**Written problem:** Tally how many lines include "Métrica". The number is the whole answer.

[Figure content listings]

-- Start --

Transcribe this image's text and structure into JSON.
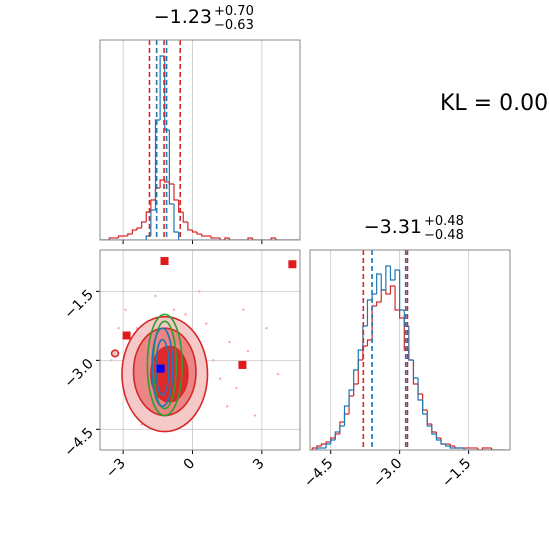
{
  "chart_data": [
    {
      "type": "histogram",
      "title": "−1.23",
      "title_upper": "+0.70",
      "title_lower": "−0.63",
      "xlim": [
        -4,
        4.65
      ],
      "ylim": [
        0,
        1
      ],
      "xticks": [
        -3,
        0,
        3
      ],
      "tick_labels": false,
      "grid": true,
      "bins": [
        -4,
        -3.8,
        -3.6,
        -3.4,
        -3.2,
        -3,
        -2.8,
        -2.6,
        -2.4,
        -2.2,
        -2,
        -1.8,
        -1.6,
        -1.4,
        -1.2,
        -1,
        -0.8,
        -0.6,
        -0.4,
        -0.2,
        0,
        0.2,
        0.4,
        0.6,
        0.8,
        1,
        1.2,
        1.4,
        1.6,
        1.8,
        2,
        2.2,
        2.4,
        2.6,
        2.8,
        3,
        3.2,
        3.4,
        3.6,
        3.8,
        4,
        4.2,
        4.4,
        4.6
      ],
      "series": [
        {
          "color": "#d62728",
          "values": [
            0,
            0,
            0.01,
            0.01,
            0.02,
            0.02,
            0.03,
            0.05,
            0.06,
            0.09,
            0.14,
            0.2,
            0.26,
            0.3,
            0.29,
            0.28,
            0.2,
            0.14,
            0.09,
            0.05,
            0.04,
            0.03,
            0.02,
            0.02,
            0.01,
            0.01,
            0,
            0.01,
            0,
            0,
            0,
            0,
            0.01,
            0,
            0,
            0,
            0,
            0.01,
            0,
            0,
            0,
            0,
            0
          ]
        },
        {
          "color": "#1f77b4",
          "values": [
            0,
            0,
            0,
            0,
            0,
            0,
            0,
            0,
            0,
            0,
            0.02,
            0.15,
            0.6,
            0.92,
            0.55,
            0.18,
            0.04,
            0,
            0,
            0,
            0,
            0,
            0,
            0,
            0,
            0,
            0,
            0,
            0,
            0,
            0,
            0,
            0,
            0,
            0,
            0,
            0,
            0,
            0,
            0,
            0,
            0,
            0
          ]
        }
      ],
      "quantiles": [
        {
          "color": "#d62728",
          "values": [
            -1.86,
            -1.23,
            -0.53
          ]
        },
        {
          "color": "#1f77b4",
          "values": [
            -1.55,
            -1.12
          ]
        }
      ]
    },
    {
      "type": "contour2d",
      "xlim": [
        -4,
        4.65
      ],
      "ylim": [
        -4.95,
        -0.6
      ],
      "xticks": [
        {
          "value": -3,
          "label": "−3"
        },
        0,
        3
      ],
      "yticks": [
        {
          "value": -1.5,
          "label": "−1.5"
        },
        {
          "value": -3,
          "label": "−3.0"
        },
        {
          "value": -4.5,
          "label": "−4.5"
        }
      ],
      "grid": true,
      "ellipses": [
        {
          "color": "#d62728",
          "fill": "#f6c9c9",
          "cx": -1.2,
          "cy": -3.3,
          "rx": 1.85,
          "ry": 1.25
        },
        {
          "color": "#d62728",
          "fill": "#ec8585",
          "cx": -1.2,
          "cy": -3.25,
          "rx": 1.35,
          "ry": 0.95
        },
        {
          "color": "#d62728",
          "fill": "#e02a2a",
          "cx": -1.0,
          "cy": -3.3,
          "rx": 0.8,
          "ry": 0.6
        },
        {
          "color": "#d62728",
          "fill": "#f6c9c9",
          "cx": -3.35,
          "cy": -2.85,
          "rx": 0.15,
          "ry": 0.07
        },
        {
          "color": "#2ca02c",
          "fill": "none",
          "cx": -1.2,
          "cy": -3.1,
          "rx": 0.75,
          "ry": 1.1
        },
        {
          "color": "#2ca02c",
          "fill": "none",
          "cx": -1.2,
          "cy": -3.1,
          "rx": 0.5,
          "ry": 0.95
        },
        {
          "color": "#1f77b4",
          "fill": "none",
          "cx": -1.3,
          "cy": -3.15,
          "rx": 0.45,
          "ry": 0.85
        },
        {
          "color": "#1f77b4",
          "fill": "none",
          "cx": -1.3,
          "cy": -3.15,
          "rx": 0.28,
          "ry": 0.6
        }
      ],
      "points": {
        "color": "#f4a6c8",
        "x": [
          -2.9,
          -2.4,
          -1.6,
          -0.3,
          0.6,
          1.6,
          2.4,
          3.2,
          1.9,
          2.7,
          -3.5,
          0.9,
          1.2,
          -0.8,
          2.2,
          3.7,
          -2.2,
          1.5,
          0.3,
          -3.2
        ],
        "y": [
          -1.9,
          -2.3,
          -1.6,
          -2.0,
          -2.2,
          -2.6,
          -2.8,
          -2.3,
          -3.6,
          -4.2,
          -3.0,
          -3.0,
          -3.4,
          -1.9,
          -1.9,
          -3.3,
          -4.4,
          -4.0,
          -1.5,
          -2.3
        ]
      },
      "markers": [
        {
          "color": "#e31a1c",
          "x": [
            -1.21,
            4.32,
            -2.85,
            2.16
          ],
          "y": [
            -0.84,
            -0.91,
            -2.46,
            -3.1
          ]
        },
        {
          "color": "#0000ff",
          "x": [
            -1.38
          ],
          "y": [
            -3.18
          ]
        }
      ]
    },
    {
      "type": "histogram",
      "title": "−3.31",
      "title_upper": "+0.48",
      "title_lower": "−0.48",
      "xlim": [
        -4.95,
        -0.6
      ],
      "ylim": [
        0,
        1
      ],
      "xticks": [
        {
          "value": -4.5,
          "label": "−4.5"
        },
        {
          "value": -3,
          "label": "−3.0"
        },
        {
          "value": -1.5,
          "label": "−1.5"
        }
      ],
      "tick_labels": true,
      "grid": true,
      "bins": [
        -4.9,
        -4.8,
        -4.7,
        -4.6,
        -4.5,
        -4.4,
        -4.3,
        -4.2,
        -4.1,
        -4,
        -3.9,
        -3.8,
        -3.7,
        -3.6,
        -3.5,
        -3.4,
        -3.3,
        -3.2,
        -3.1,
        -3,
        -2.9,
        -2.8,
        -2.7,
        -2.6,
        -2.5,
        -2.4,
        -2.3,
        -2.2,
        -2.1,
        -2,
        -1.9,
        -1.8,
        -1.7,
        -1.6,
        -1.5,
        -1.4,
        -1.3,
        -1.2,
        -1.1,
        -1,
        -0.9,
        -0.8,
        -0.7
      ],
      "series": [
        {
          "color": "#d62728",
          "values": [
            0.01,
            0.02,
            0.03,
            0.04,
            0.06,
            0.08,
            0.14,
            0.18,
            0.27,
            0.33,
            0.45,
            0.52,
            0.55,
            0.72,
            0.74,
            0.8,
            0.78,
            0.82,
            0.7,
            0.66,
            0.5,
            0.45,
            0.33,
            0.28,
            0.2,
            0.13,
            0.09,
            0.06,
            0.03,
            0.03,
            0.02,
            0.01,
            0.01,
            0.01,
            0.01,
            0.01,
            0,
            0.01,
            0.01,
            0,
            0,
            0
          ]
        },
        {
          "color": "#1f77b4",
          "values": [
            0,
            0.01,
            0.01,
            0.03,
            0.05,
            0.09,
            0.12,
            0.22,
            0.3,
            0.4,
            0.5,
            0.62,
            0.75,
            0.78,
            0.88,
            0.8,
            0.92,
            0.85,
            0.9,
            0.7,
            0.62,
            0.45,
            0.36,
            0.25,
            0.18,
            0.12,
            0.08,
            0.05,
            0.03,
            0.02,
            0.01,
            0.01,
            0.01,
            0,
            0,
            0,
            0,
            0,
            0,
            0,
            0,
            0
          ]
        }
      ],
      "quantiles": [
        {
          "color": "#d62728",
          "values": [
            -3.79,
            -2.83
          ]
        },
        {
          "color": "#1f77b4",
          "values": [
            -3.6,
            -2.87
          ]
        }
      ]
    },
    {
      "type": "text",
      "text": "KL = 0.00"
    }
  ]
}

-- End --
-- Start --

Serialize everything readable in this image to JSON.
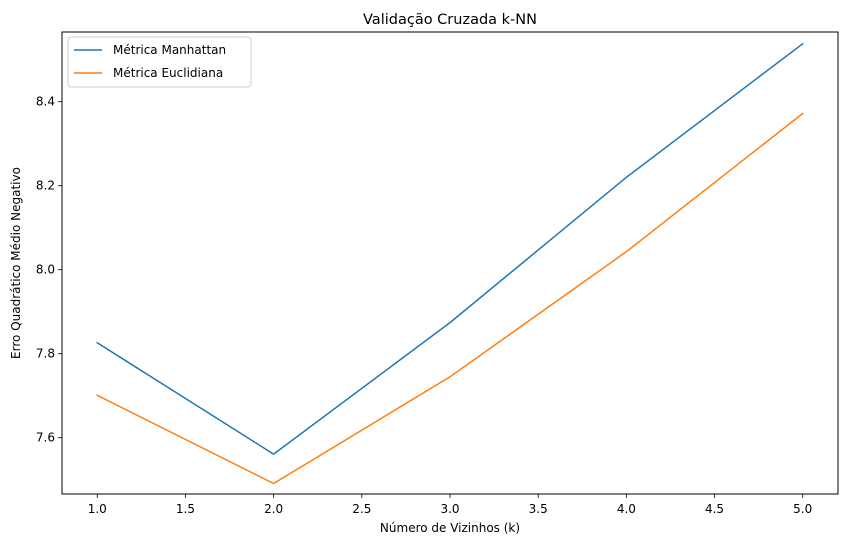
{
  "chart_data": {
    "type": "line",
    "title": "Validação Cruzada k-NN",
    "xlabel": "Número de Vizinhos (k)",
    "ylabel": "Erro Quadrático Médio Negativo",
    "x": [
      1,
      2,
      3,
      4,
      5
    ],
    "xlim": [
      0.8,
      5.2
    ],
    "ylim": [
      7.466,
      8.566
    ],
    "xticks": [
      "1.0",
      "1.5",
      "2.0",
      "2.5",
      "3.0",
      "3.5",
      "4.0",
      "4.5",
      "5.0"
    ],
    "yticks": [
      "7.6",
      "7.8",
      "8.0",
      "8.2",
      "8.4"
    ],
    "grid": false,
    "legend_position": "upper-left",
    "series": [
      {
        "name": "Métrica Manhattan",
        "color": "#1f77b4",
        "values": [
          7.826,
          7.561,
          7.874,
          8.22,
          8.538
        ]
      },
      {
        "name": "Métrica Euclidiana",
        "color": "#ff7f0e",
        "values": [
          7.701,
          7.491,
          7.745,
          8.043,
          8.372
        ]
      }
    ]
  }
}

-- End --

**Task solution:** 2